**Material for the task**.

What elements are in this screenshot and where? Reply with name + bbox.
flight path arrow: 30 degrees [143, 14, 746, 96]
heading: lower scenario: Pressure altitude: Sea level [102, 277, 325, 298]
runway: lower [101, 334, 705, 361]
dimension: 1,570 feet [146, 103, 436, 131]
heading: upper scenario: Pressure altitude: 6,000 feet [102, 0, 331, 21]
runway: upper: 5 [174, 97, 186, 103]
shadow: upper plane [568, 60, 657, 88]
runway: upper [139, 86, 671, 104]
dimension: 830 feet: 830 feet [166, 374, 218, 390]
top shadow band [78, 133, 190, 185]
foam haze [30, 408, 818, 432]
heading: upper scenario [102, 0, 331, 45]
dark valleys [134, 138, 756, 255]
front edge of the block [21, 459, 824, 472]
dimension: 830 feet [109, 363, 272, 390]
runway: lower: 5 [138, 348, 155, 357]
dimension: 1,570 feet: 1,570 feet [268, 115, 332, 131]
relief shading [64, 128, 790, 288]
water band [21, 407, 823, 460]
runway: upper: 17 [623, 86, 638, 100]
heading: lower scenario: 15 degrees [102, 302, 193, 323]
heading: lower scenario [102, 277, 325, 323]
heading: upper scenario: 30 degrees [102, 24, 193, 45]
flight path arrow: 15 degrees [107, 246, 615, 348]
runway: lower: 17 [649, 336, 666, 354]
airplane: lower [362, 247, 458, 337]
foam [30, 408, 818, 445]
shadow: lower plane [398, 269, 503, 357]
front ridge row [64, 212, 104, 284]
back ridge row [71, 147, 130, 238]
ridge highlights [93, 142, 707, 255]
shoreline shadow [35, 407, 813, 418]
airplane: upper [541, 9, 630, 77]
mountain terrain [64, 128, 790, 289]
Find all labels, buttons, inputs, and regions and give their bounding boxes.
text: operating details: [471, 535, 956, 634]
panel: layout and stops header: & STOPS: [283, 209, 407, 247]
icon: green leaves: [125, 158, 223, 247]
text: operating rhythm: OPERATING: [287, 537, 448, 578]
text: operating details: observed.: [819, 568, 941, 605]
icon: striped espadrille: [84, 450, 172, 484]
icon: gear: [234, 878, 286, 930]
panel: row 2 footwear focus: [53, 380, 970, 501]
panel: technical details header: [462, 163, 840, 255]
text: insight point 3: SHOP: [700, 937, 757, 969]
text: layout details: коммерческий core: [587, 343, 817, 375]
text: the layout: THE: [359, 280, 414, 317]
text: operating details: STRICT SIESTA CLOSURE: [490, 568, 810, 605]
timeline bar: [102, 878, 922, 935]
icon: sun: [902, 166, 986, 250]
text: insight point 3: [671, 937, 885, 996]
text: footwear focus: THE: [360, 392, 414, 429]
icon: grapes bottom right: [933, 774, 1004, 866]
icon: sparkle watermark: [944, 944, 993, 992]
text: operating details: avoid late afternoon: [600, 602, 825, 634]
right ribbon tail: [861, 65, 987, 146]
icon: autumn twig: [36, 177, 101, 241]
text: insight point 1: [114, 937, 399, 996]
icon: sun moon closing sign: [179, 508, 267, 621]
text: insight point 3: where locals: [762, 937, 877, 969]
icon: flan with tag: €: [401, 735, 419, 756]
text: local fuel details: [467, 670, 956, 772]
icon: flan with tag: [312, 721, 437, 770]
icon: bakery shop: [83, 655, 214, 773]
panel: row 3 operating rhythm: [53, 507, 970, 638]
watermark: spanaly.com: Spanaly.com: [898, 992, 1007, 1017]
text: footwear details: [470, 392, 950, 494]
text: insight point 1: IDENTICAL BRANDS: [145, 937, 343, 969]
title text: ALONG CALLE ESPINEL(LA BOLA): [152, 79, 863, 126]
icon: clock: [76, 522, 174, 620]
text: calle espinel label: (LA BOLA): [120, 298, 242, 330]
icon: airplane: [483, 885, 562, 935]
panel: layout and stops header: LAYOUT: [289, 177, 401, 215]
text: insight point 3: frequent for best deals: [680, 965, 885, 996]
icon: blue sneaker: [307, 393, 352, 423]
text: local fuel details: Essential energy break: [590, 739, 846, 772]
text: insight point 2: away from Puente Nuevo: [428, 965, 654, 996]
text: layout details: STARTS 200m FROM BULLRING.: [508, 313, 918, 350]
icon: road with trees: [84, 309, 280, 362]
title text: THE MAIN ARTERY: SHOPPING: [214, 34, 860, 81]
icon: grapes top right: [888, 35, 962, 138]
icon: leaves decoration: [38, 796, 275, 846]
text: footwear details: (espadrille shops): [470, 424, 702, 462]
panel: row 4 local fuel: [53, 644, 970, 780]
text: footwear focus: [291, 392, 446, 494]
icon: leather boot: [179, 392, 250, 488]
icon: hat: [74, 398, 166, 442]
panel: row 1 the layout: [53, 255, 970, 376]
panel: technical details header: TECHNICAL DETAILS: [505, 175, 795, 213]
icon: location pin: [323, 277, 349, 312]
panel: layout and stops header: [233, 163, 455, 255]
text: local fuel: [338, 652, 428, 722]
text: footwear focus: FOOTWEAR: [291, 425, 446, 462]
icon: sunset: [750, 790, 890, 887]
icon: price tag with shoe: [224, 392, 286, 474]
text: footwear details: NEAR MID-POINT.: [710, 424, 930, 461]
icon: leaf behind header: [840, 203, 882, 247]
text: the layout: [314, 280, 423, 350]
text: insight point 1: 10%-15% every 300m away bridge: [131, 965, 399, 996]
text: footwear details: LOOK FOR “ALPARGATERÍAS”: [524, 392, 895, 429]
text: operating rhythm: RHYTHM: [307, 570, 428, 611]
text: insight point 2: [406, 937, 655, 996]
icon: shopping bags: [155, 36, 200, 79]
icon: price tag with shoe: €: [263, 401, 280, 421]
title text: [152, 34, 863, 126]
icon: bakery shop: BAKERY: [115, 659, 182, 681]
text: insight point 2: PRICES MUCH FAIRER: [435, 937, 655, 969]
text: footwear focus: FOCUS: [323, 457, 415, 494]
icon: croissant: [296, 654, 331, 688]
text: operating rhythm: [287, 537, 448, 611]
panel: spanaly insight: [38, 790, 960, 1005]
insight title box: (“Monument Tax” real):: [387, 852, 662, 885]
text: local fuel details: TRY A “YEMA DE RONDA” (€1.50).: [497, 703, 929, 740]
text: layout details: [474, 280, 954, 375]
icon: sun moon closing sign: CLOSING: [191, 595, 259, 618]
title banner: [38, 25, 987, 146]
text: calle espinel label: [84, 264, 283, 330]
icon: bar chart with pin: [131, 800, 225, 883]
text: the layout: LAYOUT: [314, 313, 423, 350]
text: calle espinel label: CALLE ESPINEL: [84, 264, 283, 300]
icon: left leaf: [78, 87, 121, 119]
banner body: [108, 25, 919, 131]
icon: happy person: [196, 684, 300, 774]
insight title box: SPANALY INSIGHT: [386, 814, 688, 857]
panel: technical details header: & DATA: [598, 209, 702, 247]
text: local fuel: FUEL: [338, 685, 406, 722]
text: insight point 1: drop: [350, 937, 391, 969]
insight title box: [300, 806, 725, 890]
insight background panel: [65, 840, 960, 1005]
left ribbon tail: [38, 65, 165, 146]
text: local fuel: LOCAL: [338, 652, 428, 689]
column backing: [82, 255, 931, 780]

**Task**.
Lay out each line of the entries above as a JSON list of strings, one string per line, with blank lines omitted.

**Result**.
[
  "What elements are in this screenshot and where? Reply with name + bbox.",
  "flight path arrow: 30 degrees [143, 14, 746, 96]",
  "heading: lower scenario: Pressure altitude: Sea level [102, 277, 325, 298]",
  "runway: lower [101, 334, 705, 361]",
  "dimension: 1,570 feet [146, 103, 436, 131]",
  "heading: upper scenario: Pressure altitude: 6,000 feet [102, 0, 331, 21]",
  "runway: upper: 5 [174, 97, 186, 103]",
  "shadow: upper plane [568, 60, 657, 88]",
  "runway: upper [139, 86, 671, 104]",
  "dimension: 830 feet: 830 feet [166, 374, 218, 390]",
  "top shadow band [78, 133, 190, 185]",
  "foam haze [30, 408, 818, 432]",
  "heading: upper scenario [102, 0, 331, 45]",
  "dark valleys [134, 138, 756, 255]",
  "front edge of the block [21, 459, 824, 472]",
  "dimension: 830 feet [109, 363, 272, 390]",
  "runway: lower: 5 [138, 348, 155, 357]",
  "dimension: 1,570 feet: 1,570 feet [268, 115, 332, 131]",
  "relief shading [64, 128, 790, 288]",
  "water band [21, 407, 823, 460]",
  "runway: upper: 17 [623, 86, 638, 100]",
  "heading: lower scenario: 15 degrees [102, 302, 193, 323]",
  "heading: lower scenario [102, 277, 325, 323]",
  "heading: upper scenario: 30 degrees [102, 24, 193, 45]",
  "flight path arrow: 15 degrees [107, 246, 615, 348]",
  "runway: lower: 17 [649, 336, 666, 354]",
  "airplane: lower [362, 247, 458, 337]",
  "foam [30, 408, 818, 445]",
  "shadow: lower plane [398, 269, 503, 357]",
  "front ridge row [64, 212, 104, 284]",
  "back ridge row [71, 147, 130, 238]",
  "ridge highlights [93, 142, 707, 255]",
  "shoreline shadow [35, 407, 813, 418]",
  "airplane: upper [541, 9, 630, 77]",
  "mountain terrain [64, 128, 790, 289]",
  "Find all labels, buttons, inputs, and regions and give their bounding boxes.",
  "text: operating details: [471, 535, 956, 634]",
  "panel: layout and stops header: & STOPS: [283, 209, 407, 247]",
  "icon: green leaves: [125, 158, 223, 247]",
  "text: operating rhythm: OPERATING: [287, 537, 448, 578]",
  "text: operating details: observed.: [819, 568, 941, 605]",
  "icon: striped espadrille: [84, 450, 172, 484]",
  "icon: gear: [234, 878, 286, 930]",
  "panel: row 2 footwear focus: [53, 380, 970, 501]",
  "panel: technical details header: [462, 163, 840, 255]",
  "text: insight point 3: SHOP: [700, 937, 757, 969]",
  "text: layout details: коммерческий core: [587, 343, 817, 375]",
  "text: the layout: THE: [359, 280, 414, 317]",
  "text: operating details: STRICT SIESTA CLOSURE: [490, 568, 810, 605]",
  "timeline bar: [102, 878, 922, 935]",
  "icon: sun: [902, 166, 986, 250]",
  "text: insight point 3: [671, 937, 885, 996]",
  "text: footwear focus: THE: [360, 392, 414, 429]",
  "icon: grapes bottom right: [933, 774, 1004, 866]",
  "icon: sparkle watermark: [944, 944, 993, 992]",
  "text: operating details: avoid late afternoon: [600, 602, 825, 634]",
  "right ribbon tail: [861, 65, 987, 146]",
  "icon: autumn twig: [36, 177, 101, 241]",
  "text: insight point 1: [114, 937, 399, 996]",
  "icon: sun moon closing sign: [179, 508, 267, 621]",
  "text: insight point 3: where locals: [762, 937, 877, 969]",
  "icon: flan with tag: €: [401, 735, 419, 756]",
  "text: local fuel details: [467, 670, 956, 772]",
  "icon: flan with tag: [312, 721, 437, 770]",
  "icon: bakery shop: [83, 655, 214, 773]",
  "panel: row 3 operating rhythm: [53, 507, 970, 638]",
  "watermark: spanaly.com: Spanaly.com: [898, 992, 1007, 1017]",
  "text: footwear details: [470, 392, 950, 494]",
  "text: insight point 1: IDENTICAL BRANDS: [145, 937, 343, 969]",
  "title text: ALONG CALLE ESPINEL(LA BOLA): [152, 79, 863, 126]",
  "icon: clock: [76, 522, 174, 620]",
  "text: calle espinel label: (LA BOLA): [120, 298, 242, 330]",
  "icon: airplane: [483, 885, 562, 935]",
  "panel: layout and stops header: LAYOUT: [289, 177, 401, 215]",
  "text: insight point 3: frequent for best deals: [680, 965, 885, 996]",
  "icon: blue sneaker: [307, 393, 352, 423]",
  "text: local fuel details: Essential energy break: [590, 739, 846, 772]",
  "text: insight point 2: away from Puente Nuevo: [428, 965, 654, 996]",
  "text: layout details: STARTS 200m FROM BULLRING.: [508, 313, 918, 350]",
  "icon: road with trees: [84, 309, 280, 362]",
  "title text: THE MAIN ARTERY: SHOPPING: [214, 34, 860, 81]",
  "icon: grapes top right: [888, 35, 962, 138]",
  "icon: leaves decoration: [38, 796, 275, 846]",
  "text: footwear details: (espadrille shops): [470, 424, 702, 462]",
  "panel: row 4 local fuel: [53, 644, 970, 780]",
  "text: footwear focus: [291, 392, 446, 494]",
  "icon: leather boot: [179, 392, 250, 488]",
  "icon: hat: [74, 398, 166, 442]",
  "panel: row 1 the layout: [53, 255, 970, 376]",
  "panel: technical details header: TECHNICAL DETAILS: [505, 175, 795, 213]",
  "icon: location pin: [323, 277, 349, 312]",
  "panel: layout and stops header: [233, 163, 455, 255]",
  "text: local fuel: [338, 652, 428, 722]",
  "text: footwear focus: FOOTWEAR: [291, 425, 446, 462]",
  "icon: sunset: [750, 790, 890, 887]",
  "icon: price tag with shoe: [224, 392, 286, 474]",
  "text: footwear details: NEAR MID-POINT.: [710, 424, 930, 461]",
  "icon: leaf behind header: [840, 203, 882, 247]",
  "text: the layout: [314, 280, 423, 350]",
  "text: insight point 1: 10%-15% every 300m away bridge: [131, 965, 399, 996]",
  "text: footwear details: LOOK FOR “ALPARGATERÍAS”: [524, 392, 895, 429]",
  "text: operating rhythm: RHYTHM: [307, 570, 428, 611]",
  "text: insight point 2: [406, 937, 655, 996]",
  "icon: shopping bags: [155, 36, 200, 79]",
  "icon: price tag with shoe: €: [263, 401, 280, 421]",
  "title text: [152, 34, 863, 126]",
  "icon: bakery shop: BAKERY: [115, 659, 182, 681]",
  "text: insight point 2: PRICES MUCH FAIRER: [435, 937, 655, 969]",
  "text: footwear focus: FOCUS: [323, 457, 415, 494]",
  "icon: croissant: [296, 654, 331, 688]",
  "text: operating rhythm: [287, 537, 448, 611]",
  "panel: spanaly insight: [38, 790, 960, 1005]",
  "insight title box: (“Monument Tax” real):: [387, 852, 662, 885]",
  "text: local fuel details: TRY A “YEMA DE RONDA” (€1.50).: [497, 703, 929, 740]",
  "text: layout details: [474, 280, 954, 375]",
  "icon: sun moon closing sign: CLOSING: [191, 595, 259, 618]",
  "title banner: [38, 25, 987, 146]",
  "text: calle espinel label: [84, 264, 283, 330]",
  "icon: bar chart with pin: [131, 800, 225, 883]",
  "text: the layout: LAYOUT: [314, 313, 423, 350]",
  "text: calle espinel label: CALLE ESPINEL: [84, 264, 283, 300]",
  "icon: left leaf: [78, 87, 121, 119]",
  "banner body: [108, 25, 919, 131]",
  "icon: happy person: [196, 684, 300, 774]",
  "insight title box: SPANALY INSIGHT: [386, 814, 688, 857]",
  "panel: technical details header: & DATA: [598, 209, 702, 247]",
  "text: local fuel: FUEL: [338, 685, 406, 722]",
  "text: insight point 1: drop: [350, 937, 391, 969]",
  "insight title box: [300, 806, 725, 890]",
  "insight background panel: [65, 840, 960, 1005]",
  "left ribbon tail: [38, 65, 165, 146]",
  "text: local fuel: LOCAL: [338, 652, 428, 689]",
  "column backing: [82, 255, 931, 780]"
]